What to work on. Each line with the word "This" must appear in the answer, copied from the records.

Data shown.
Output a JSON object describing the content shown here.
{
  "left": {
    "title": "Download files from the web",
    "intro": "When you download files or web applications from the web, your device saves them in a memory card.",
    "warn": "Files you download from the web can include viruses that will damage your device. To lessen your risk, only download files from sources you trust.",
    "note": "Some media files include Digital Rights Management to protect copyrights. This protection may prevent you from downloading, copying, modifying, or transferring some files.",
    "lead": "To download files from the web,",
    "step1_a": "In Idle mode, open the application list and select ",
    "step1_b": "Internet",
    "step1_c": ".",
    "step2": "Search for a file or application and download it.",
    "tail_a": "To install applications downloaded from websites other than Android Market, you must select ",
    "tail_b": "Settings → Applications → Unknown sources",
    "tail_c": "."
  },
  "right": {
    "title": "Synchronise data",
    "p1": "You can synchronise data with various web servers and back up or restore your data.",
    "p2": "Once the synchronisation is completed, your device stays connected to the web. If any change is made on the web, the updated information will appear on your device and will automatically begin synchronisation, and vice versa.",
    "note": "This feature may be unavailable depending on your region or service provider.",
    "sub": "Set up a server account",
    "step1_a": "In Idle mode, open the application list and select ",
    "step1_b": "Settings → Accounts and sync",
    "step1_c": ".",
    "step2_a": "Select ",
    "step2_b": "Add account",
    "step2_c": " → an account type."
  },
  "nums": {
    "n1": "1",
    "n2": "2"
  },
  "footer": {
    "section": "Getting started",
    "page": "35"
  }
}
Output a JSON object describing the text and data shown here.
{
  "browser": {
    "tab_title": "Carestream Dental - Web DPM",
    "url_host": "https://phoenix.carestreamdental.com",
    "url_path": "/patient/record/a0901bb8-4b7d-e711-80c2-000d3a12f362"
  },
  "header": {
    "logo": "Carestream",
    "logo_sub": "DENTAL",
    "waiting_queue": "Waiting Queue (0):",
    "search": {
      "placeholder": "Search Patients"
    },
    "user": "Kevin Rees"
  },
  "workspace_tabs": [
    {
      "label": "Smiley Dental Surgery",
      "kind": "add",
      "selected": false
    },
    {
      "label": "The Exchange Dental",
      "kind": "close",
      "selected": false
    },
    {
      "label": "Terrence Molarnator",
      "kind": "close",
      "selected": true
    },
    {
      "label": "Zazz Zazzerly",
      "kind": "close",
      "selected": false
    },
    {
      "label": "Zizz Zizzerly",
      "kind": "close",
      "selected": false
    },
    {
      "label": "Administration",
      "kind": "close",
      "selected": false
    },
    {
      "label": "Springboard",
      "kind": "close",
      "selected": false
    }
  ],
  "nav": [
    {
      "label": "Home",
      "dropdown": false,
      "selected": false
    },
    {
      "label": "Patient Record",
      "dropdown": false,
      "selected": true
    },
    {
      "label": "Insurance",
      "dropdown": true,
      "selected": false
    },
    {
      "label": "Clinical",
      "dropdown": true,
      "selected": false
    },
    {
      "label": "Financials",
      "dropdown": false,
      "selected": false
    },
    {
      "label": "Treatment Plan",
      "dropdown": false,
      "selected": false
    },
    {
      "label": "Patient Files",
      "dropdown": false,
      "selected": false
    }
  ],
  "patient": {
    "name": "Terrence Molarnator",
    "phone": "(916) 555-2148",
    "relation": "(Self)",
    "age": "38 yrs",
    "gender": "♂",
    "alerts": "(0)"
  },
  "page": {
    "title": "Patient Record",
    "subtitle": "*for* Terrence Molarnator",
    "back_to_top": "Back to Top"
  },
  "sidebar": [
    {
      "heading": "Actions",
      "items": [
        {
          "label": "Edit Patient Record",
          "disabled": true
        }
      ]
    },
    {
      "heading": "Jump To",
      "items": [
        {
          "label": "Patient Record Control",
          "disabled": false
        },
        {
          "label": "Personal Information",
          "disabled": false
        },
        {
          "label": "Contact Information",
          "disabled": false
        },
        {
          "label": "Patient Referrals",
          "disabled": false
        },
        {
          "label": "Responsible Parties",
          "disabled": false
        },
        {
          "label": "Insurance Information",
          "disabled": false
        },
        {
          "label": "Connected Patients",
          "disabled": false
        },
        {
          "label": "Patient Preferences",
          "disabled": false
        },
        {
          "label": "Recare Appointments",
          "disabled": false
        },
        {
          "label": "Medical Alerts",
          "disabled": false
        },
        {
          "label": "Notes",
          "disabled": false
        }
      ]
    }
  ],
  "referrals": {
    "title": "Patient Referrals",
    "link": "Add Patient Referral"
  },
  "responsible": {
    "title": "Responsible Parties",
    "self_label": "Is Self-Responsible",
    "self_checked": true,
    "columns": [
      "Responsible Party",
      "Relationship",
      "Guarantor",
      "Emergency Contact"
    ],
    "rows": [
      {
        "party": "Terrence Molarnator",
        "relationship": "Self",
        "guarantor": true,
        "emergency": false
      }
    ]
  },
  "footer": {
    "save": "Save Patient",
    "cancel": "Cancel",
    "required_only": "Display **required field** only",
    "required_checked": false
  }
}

Response box.
    "note": "Some media files include Digital Rights Management to protect copyrights. This protection may prevent you from downloading, copying, modifying, or transferring some files.",
    "note": "This feature may be unavailable depending on your region or service provider.",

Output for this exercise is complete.